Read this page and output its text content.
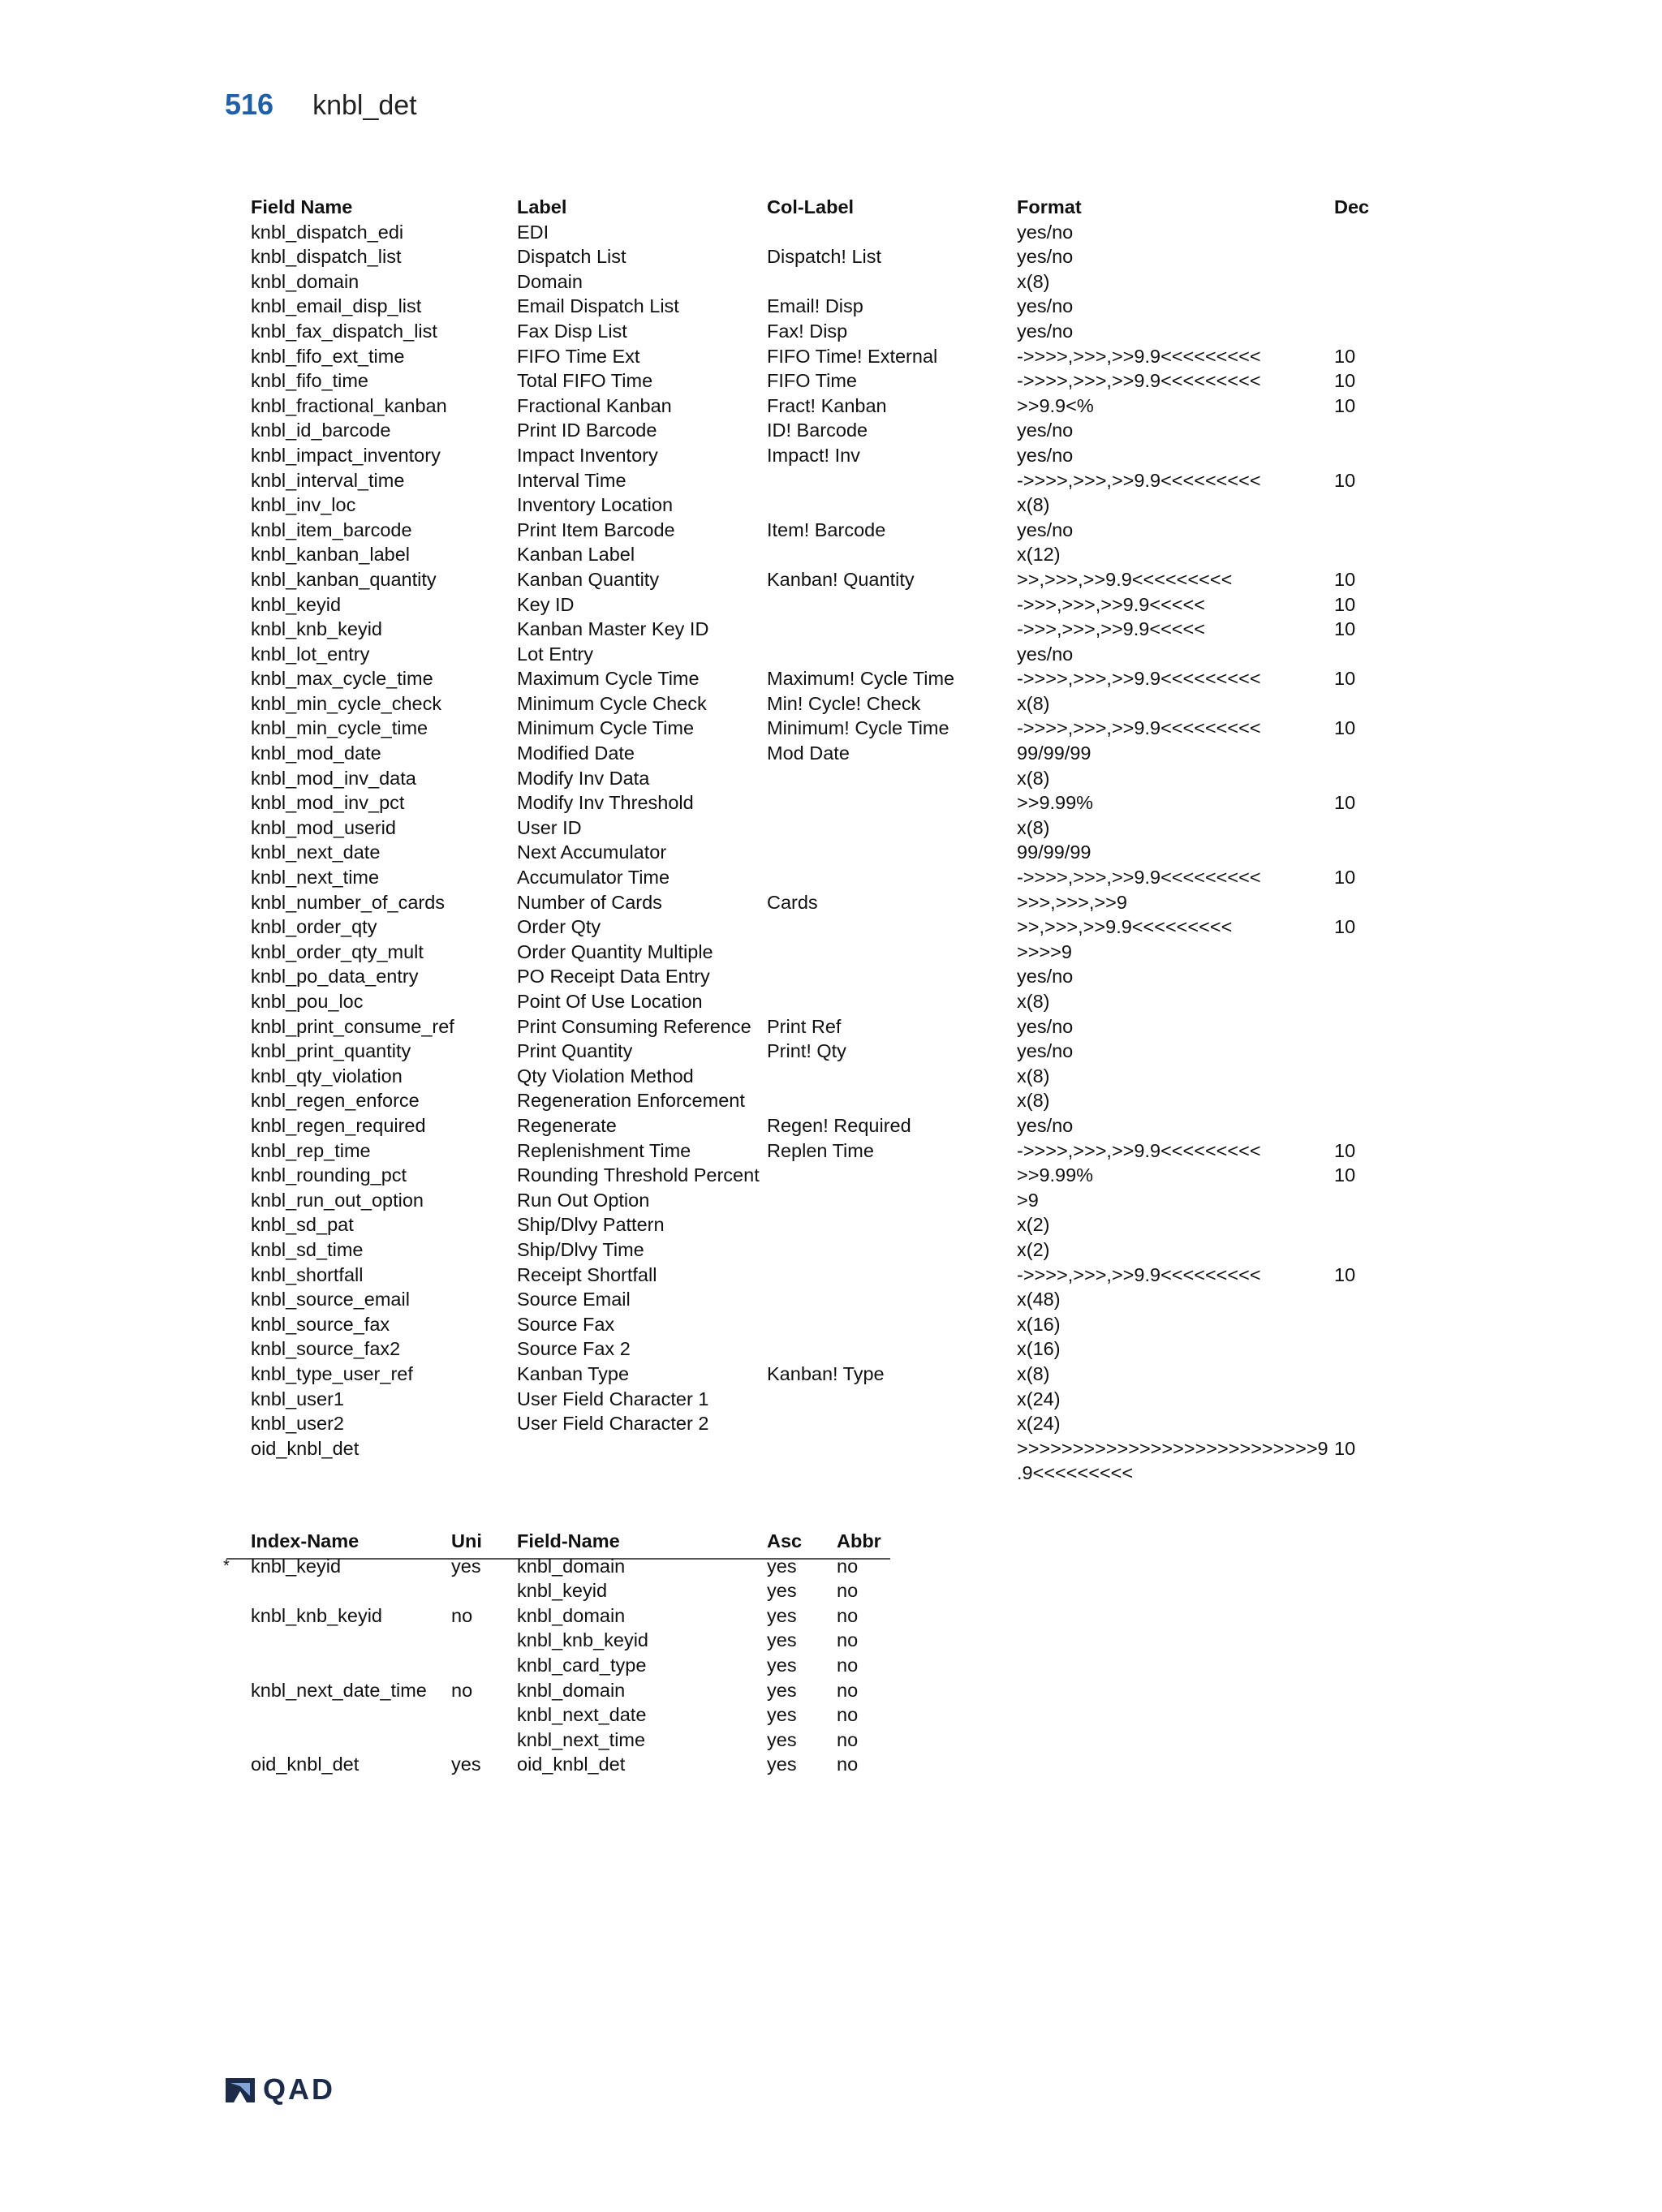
516 knbl_det
Field Name	Label	Col-Label	Format	Dec
knbl_dispatch_edi	EDI		yes/no	
knbl_dispatch_list	Dispatch List	Dispatch! List	yes/no	
knbl_domain	Domain		x(8)	
knbl_email_disp_list	Email Dispatch List	Email! Disp	yes/no	
knbl_fax_dispatch_list	Fax Disp List	Fax! Disp	yes/no	
knbl_fifo_ext_time	FIFO Time Ext	FIFO Time! External	->>>>,>>>,>>9.9<<<<<<<<<	10
knbl_fifo_time	Total FIFO Time	FIFO Time	->>>>,>>>,>>9.9<<<<<<<<<	10
knbl_fractional_kanban	Fractional Kanban	Fract! Kanban	>>9.9<%	10
knbl_id_barcode	Print ID Barcode	ID! Barcode	yes/no	
knbl_impact_inventory	Impact Inventory	Impact! Inv	yes/no	
knbl_interval_time	Interval Time		->>>>,>>>,>>9.9<<<<<<<<<	10
knbl_inv_loc	Inventory Location		x(8)	
knbl_item_barcode	Print Item Barcode	Item! Barcode	yes/no	
knbl_kanban_label	Kanban Label		x(12)	
knbl_kanban_quantity	Kanban Quantity	Kanban! Quantity	>>,>>>,>>9.9<<<<<<<<<	10
knbl_keyid	Key ID		->>>,>>>,>>9.9<<<<<	10
knbl_knb_keyid	Kanban Master Key ID		->>>,>>>,>>9.9<<<<<	10
knbl_lot_entry	Lot Entry		yes/no	
knbl_max_cycle_time	Maximum Cycle Time	Maximum! Cycle Time	->>>>,>>>,>>9.9<<<<<<<<<	10
knbl_min_cycle_check	Minimum Cycle Check	Min! Cycle! Check	x(8)	
knbl_min_cycle_time	Minimum Cycle Time	Minimum! Cycle Time	->>>>,>>>,>>9.9<<<<<<<<<	10
knbl_mod_date	Modified Date	Mod Date	99/99/99	
knbl_mod_inv_data	Modify Inv Data		x(8)	
knbl_mod_inv_pct	Modify Inv Threshold		>>9.99%	10
knbl_mod_userid	User ID		x(8)	
knbl_next_date	Next Accumulator		99/99/99	
knbl_next_time	Accumulator Time		->>>>,>>>,>>9.9<<<<<<<<<	10
knbl_number_of_cards	Number of Cards	Cards	>>>,>>>,>>9	
knbl_order_qty	Order Qty		>>,>>>,>>9.9<<<<<<<<<	10
knbl_order_qty_mult	Order Quantity Multiple		>>>>9	
knbl_po_data_entry	PO Receipt Data Entry		yes/no	
knbl_pou_loc	Point Of Use Location		x(8)	
knbl_print_consume_ref	Print Consuming Reference	Print Ref	yes/no	
knbl_print_quantity	Print Quantity	Print! Qty	yes/no	
knbl_qty_violation	Qty Violation Method		x(8)	
knbl_regen_enforce	Regeneration Enforcement		x(8)	
knbl_regen_required	Regenerate	Regen! Required	yes/no	
knbl_rep_time	Replenishment Time	Replen Time	->>>>,>>>,>>9.9<<<<<<<<<	10
knbl_rounding_pct	Rounding Threshold Percent		>>9.99%	10
knbl_run_out_option	Run Out Option		>9	
knbl_sd_pat	Ship/Dlvy Pattern		x(2)	
knbl_sd_time	Ship/Dlvy Time		x(2)	
knbl_shortfall	Receipt Shortfall		->>>>,>>>,>>9.9<<<<<<<<<	10
knbl_source_email	Source Email		x(48)	
knbl_source_fax	Source Fax		x(16)	
knbl_source_fax2	Source Fax 2		x(16)	
knbl_type_user_ref	Kanban Type	Kanban! Type	x(8)	
knbl_user1	User Field Character 1		x(24)	
knbl_user2	User Field Character 2		x(24)	
oid_knbl_det			>>>>>>>>>>>>>>>>>>>>>>>>>>>9	10
			.9<<<<<<<<<	
Index-Name	Uni	Field-Name	Asc	Abbr

* knbl_keyid	yes	knbl_domain	yes	no
		knbl_keyid	yes	no
knbl_knb_keyid	no	knbl_domain	yes	no
		knbl_knb_keyid	yes	no
		knbl_card_type	yes	no
knbl_next_date_time	no	knbl_domain	yes	no
		knbl_next_date	yes	no
		knbl_next_time	yes	no
oid_knbl_det	yes	oid_knbl_det	yes	no
QAD
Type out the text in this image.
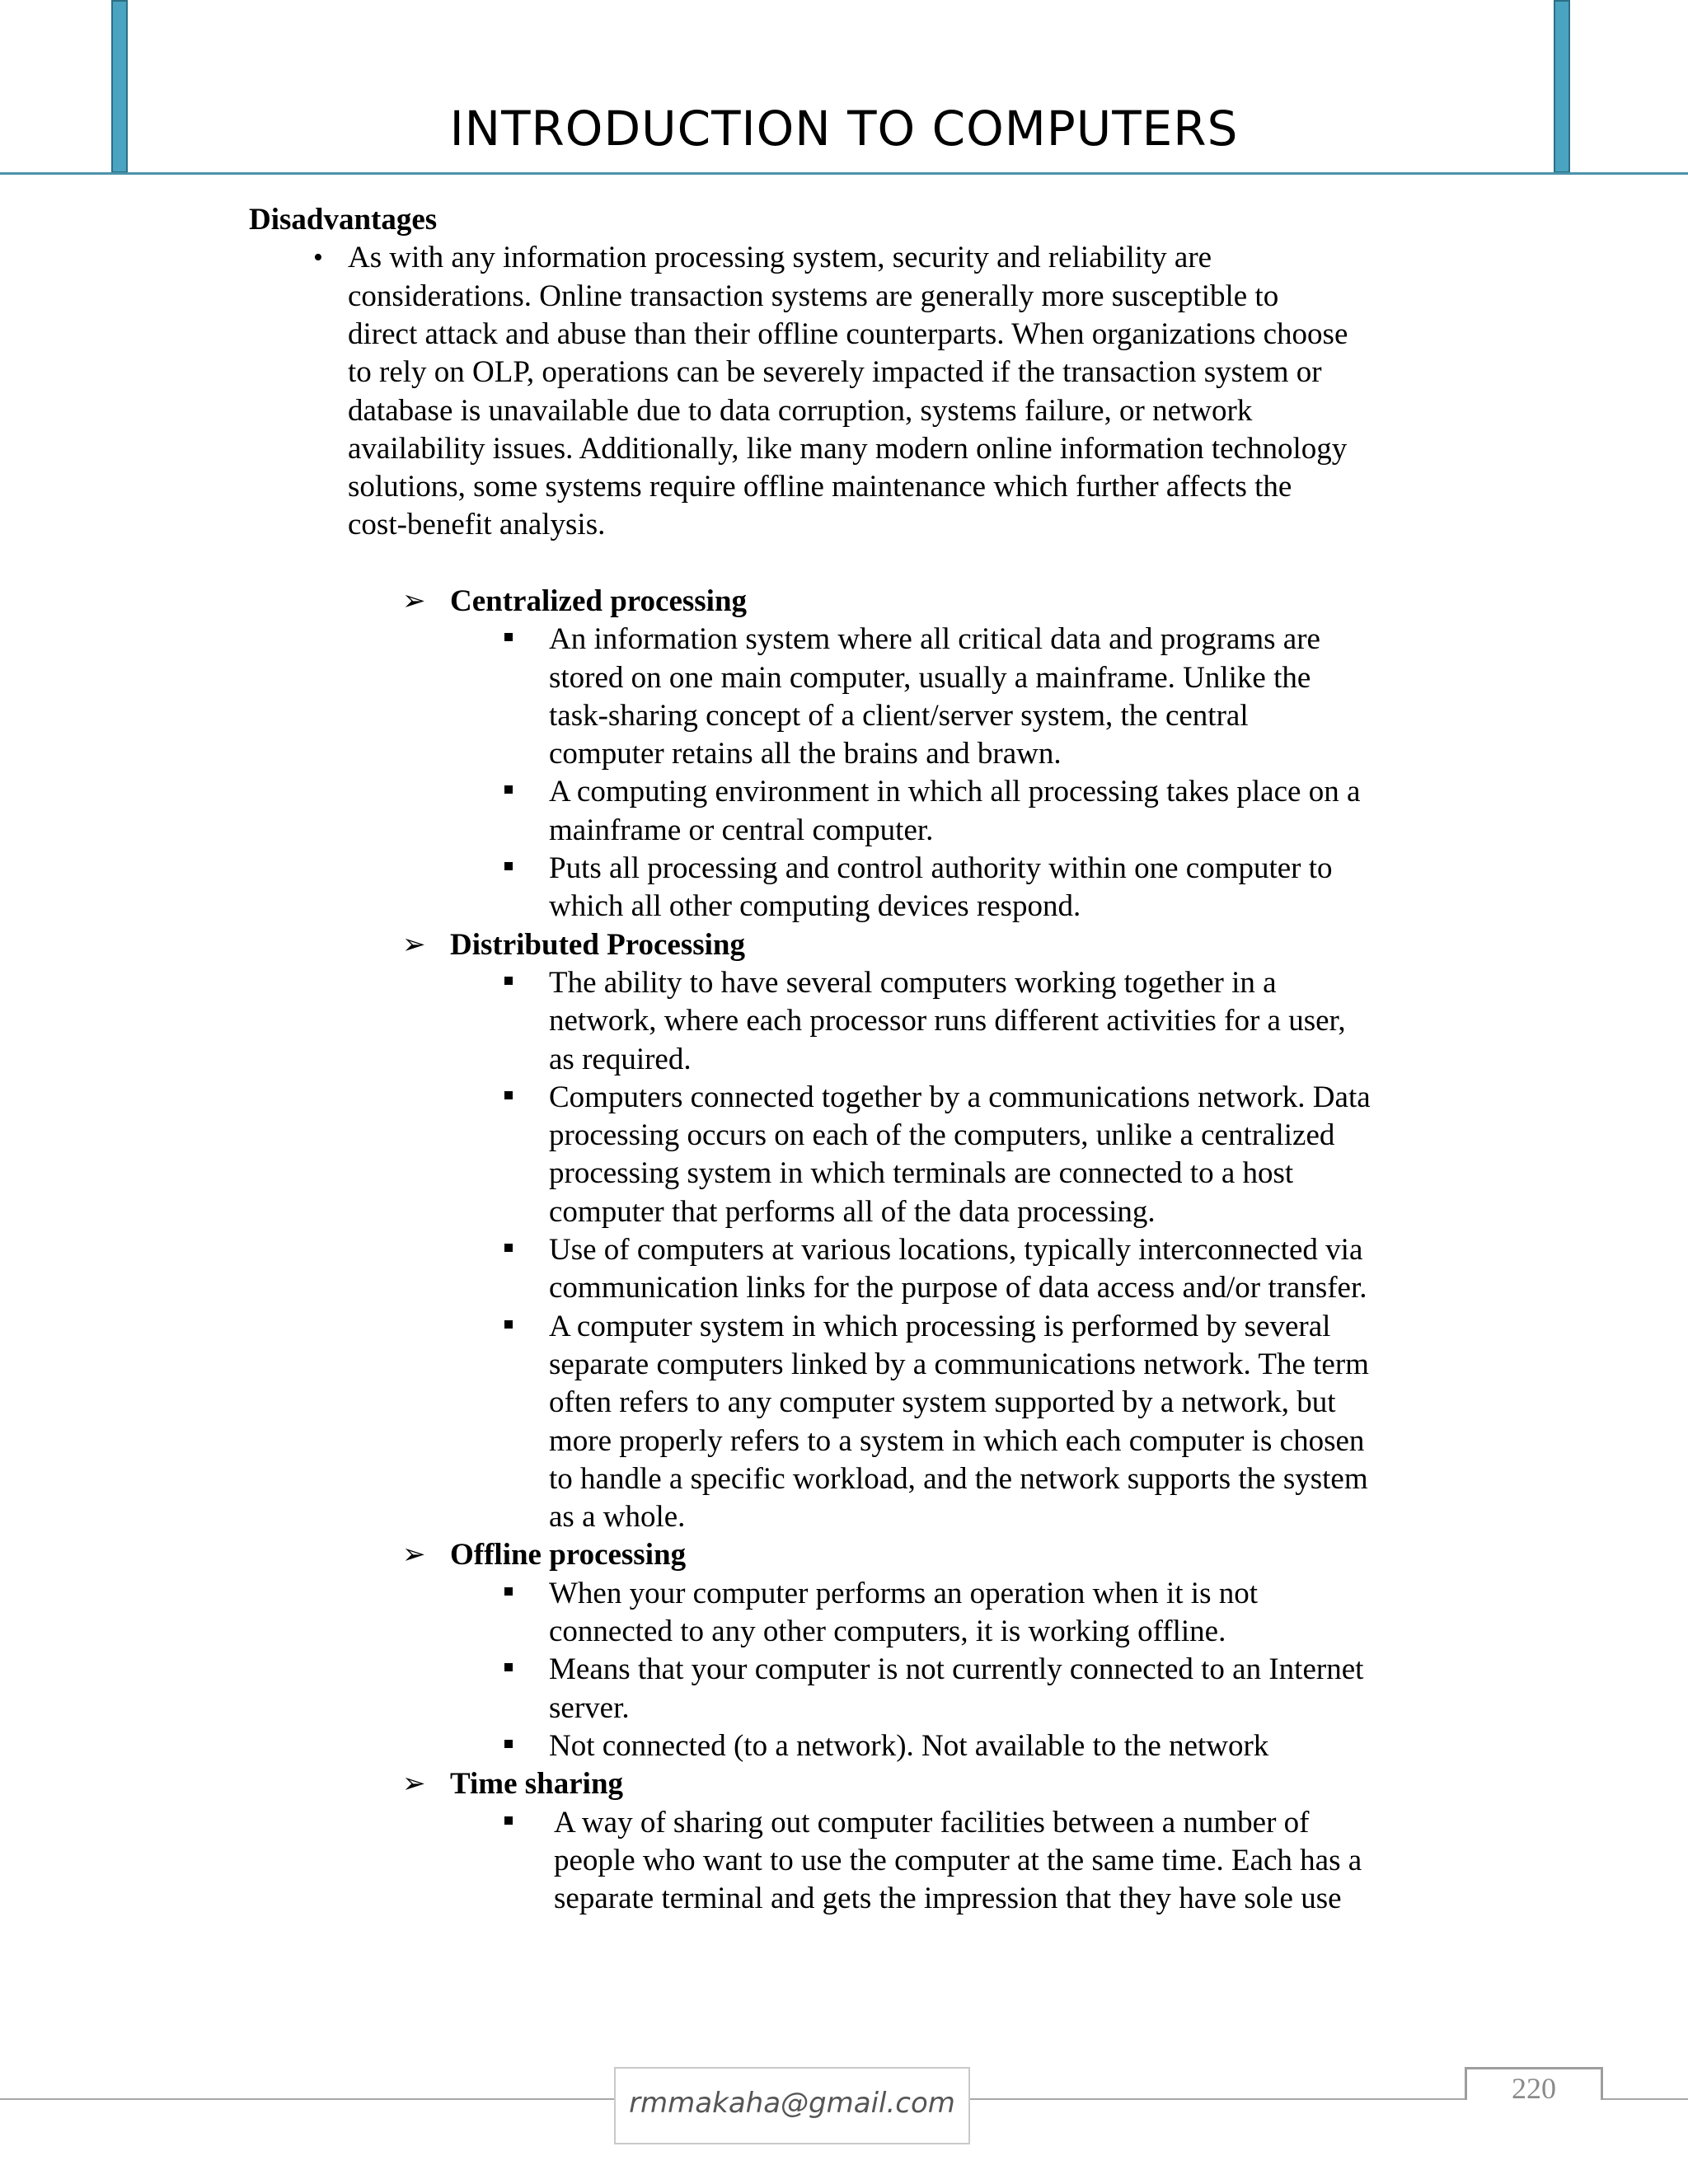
INTRODUCTION TO COMPUTERS
Disadvantages
• As with any information processing system, security and reliability are
considerations. Online transaction systems are generally more susceptible to
direct attack and abuse than their offline counterparts. When organizations choose
to rely on OLP, operations can be severely impacted if the transaction system or
database is unavailable due to data corruption, systems failure, or network
availability issues. Additionally, like many modern online information technology
solutions, some systems require offline maintenance which further affects the
cost-benefit analysis.
➢ Centralized processing
An information system where all critical data and programs are
stored on one main computer, usually a mainframe. Unlike the
task-sharing concept of a client/server system, the central
computer retains all the brains and brawn.
A computing environment in which all processing takes place on a
mainframe or central computer.
Puts all processing and control authority within one computer to
which all other computing devices respond.
➢ Distributed Processing
The ability to have several computers working together in a
network, where each processor runs different activities for a user,
as required.
Computers connected together by a communications network. Data
processing occurs on each of the computers, unlike a centralized
processing system in which terminals are connected to a host
computer that performs all of the data processing.
Use of computers at various locations, typically interconnected via
communication links for the purpose of data access and/or transfer.
A computer system in which processing is performed by several
separate computers linked by a communications network. The term
often refers to any computer system supported by a network, but
more properly refers to a system in which each computer is chosen
to handle a specific workload, and the network supports the system
as a whole.
➢ Offline processing
When your computer performs an operation when it is not
connected to any other computers, it is working offline.
Means that your computer is not currently connected to an Internet
server.
Not connected (to a network). Not available to the network
➢ Time sharing
A way of sharing out computer facilities between a number of
people who want to use the computer at the same time. Each has a
separate terminal and gets the impression that they have sole use
rmmakaha@gmail.com	220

----

Task goal:
Find the word "that" and list each line it appears in.

Answer:
computer that performs all of the data processing.
Means that your computer is not currently connected to an Internet
separate terminal and gets the impression that they have sole use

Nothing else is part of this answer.